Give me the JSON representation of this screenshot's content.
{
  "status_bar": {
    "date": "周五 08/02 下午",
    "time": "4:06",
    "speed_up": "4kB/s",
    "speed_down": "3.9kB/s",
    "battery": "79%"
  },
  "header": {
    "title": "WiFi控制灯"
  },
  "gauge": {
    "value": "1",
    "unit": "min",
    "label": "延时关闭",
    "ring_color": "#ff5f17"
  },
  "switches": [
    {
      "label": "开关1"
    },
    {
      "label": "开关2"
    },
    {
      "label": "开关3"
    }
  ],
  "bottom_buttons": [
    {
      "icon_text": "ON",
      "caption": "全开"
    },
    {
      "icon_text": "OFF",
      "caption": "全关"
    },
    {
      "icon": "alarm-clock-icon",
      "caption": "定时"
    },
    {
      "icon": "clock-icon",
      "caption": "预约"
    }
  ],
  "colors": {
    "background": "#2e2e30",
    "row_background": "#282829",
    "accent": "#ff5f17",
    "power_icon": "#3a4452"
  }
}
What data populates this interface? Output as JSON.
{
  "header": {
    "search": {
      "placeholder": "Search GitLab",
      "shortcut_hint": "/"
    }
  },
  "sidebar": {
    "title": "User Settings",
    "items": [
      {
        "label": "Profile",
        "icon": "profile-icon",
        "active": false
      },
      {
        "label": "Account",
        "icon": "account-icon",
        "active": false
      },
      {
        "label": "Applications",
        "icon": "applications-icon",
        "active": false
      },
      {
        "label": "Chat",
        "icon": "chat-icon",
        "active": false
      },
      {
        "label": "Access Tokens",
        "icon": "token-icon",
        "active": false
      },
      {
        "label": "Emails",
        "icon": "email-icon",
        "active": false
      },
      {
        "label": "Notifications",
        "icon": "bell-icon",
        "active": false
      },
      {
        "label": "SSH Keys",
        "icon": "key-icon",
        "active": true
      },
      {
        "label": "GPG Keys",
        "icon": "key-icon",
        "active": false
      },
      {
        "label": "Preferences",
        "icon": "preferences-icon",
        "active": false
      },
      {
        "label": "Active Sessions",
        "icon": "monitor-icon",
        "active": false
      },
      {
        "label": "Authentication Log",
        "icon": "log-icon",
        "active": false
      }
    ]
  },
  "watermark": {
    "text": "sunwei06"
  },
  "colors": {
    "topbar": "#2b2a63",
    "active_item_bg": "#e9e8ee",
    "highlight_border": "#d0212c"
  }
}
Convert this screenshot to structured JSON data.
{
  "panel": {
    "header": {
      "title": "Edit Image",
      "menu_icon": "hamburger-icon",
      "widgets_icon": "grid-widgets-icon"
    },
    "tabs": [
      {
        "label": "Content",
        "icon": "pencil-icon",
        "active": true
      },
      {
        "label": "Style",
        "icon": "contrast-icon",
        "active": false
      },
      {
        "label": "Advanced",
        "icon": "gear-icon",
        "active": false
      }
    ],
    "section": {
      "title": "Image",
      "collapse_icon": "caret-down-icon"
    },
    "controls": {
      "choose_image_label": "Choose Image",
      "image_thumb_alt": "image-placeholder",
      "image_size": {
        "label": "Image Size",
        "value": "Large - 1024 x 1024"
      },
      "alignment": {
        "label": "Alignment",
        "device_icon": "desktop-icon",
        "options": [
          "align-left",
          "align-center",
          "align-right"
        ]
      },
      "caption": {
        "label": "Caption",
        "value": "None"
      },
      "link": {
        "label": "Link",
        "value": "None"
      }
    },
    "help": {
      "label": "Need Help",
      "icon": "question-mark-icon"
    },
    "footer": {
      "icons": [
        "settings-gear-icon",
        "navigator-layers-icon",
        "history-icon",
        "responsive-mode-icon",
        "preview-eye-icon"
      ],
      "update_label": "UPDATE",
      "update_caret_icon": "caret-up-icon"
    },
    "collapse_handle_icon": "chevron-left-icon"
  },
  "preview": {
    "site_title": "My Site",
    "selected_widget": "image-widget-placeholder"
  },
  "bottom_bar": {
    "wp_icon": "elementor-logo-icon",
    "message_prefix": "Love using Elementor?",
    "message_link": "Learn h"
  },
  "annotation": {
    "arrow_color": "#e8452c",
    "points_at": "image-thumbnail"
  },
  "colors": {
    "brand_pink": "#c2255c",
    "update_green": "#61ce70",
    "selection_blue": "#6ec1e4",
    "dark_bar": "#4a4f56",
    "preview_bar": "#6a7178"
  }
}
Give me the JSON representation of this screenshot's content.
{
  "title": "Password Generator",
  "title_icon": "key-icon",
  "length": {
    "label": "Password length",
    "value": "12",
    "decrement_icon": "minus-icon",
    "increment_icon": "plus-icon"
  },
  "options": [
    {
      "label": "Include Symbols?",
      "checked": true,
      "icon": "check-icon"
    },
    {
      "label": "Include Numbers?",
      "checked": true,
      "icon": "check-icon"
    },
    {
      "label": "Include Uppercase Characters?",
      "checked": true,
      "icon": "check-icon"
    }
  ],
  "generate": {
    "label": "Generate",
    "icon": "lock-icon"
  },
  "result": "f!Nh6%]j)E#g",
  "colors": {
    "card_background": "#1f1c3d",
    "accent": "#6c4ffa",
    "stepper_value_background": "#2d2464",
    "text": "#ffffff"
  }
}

+ + +

Work required: Retype the material in full. Each word must match.

Correct response:
Give me the JSON representation of this screenshot's content.
{
  "status_bar": {
    "date": "周五 08/02 下午",
    "time": "4:06",
    "speed_up": "4kB/s",
    "speed_down": "3.9kB/s",
    "battery": "79%"
  },
  "header": {
    "title": "WiFi控制灯"
  },
  "gauge": {
    "value": "1",
    "unit": "min",
    "label": "延时关闭",
    "ring_color": "#ff5f17"
  },
  "switches": [
    {
      "label": "开关1"
    },
    {
      "label": "开关2"
    },
    {
      "label": "开关3"
    }
  ],
  "bottom_buttons": [
    {
      "icon_text": "ON",
      "caption": "全开"
    },
    {
      "icon_text": "OFF",
      "caption": "全关"
    },
    {
      "icon": "alarm-clock-icon",
      "caption": "定时"
    },
    {
      "icon": "clock-icon",
      "caption": "预约"
    }
  ],
  "colors": {
    "background": "#2e2e30",
    "row_background": "#282829",
    "accent": "#ff5f17",
    "power_icon": "#3a4452"
  }
}
What data populates this interface? Output as JSON.
{
  "header": {
    "search": {
      "placeholder": "Search GitLab",
      "shortcut_hint": "/"
    }
  },
  "sidebar": {
    "title": "User Settings",
    "items": [
      {
        "label": "Profile",
        "icon": "profile-icon",
        "active": false
      },
      {
        "label": "Account",
        "icon": "account-icon",
        "active": false
      },
      {
        "label": "Applications",
        "icon": "applications-icon",
        "active": false
      },
      {
        "label": "Chat",
        "icon": "chat-icon",
        "active": false
      },
      {
        "label": "Access Tokens",
        "icon": "token-icon",
        "active": false
      },
      {
        "label": "Emails",
        "icon": "email-icon",
        "active": false
      },
      {
        "label": "Notifications",
        "icon": "bell-icon",
        "active": false
      },
      {
        "label": "SSH Keys",
        "icon": "key-icon",
        "active": true
      },
      {
        "label": "GPG Keys",
        "icon": "key-icon",
        "active": false
      },
      {
        "label": "Preferences",
        "icon": "preferences-icon",
        "active": false
      },
      {
        "label": "Active Sessions",
        "icon": "monitor-icon",
        "active": false
      },
      {
        "label": "Authentication Log",
        "icon": "log-icon",
        "active": false
      }
    ]
  },
  "watermark": {
    "text": "sunwei06"
  },
  "colors": {
    "topbar": "#2b2a63",
    "active_item_bg": "#e9e8ee",
    "highlight_border": "#d0212c"
  }
}
Convert this screenshot to structured JSON data.
{
  "panel": {
    "header": {
      "title": "Edit Image",
      "menu_icon": "hamburger-icon",
      "widgets_icon": "grid-widgets-icon"
    },
    "tabs": [
      {
        "label": "Content",
        "icon": "pencil-icon",
        "active": true
      },
      {
        "label": "Style",
        "icon": "contrast-icon",
        "active": false
      },
      {
        "label": "Advanced",
        "icon": "gear-icon",
        "active": false
      }
    ],
    "section": {
      "title": "Image",
      "collapse_icon": "caret-down-icon"
    },
    "controls": {
      "choose_image_label": "Choose Image",
      "image_thumb_alt": "image-placeholder",
      "image_size": {
        "label": "Image Size",
        "value": "Large - 1024 x 1024"
      },
      "alignment": {
        "label": "Alignment",
        "device_icon": "desktop-icon",
        "options": [
          "align-left",
          "align-center",
          "align-right"
        ]
      },
      "caption": {
        "label": "Caption",
        "value": "None"
      },
      "link": {
        "label": "Link",
        "value": "None"
      }
    },
    "help": {
      "label": "Need Help",
      "icon": "question-mark-icon"
    },
    "footer": {
      "icons": [
        "settings-gear-icon",
        "navigator-layers-icon",
        "history-icon",
        "responsive-mode-icon",
        "preview-eye-icon"
      ],
      "update_label": "UPDATE",
      "update_caret_icon": "caret-up-icon"
    },
    "collapse_handle_icon": "chevron-left-icon"
  },
  "preview": {
    "site_title": "My Site",
    "selected_widget": "image-widget-placeholder"
  },
  "bottom_bar": {
    "wp_icon": "elementor-logo-icon",
    "message_prefix": "Love using Elementor?",
    "message_link": "Learn h"
  },
  "annotation": {
    "arrow_color": "#e8452c",
    "points_at": "image-thumbnail"
  },
  "colors": {
    "brand_pink": "#c2255c",
    "update_green": "#61ce70",
    "selection_blue": "#6ec1e4",
    "dark_bar": "#4a4f56",
    "preview_bar": "#6a7178"
  }
}
Give me the JSON representation of this screenshot's content.
{
  "title": "Password Generator",
  "title_icon": "key-icon",
  "length": {
    "label": "Password length",
    "value": "12",
    "decrement_icon": "minus-icon",
    "increment_icon": "plus-icon"
  },
  "options": [
    {
      "label": "Include Symbols?",
      "checked": true,
      "icon": "check-icon"
    },
    {
      "label": "Include Numbers?",
      "checked": true,
      "icon": "check-icon"
    },
    {
      "label": "Include Uppercase Characters?",
      "checked": true,
      "icon": "check-icon"
    }
  ],
  "generate": {
    "label": "Generate",
    "icon": "lock-icon"
  },
  "result": "f!Nh6%]j)E#g",
  "colors": {
    "card_background": "#1f1c3d",
    "accent": "#6c4ffa",
    "stepper_value_background": "#2d2464",
    "text": "#ffffff"
  }
}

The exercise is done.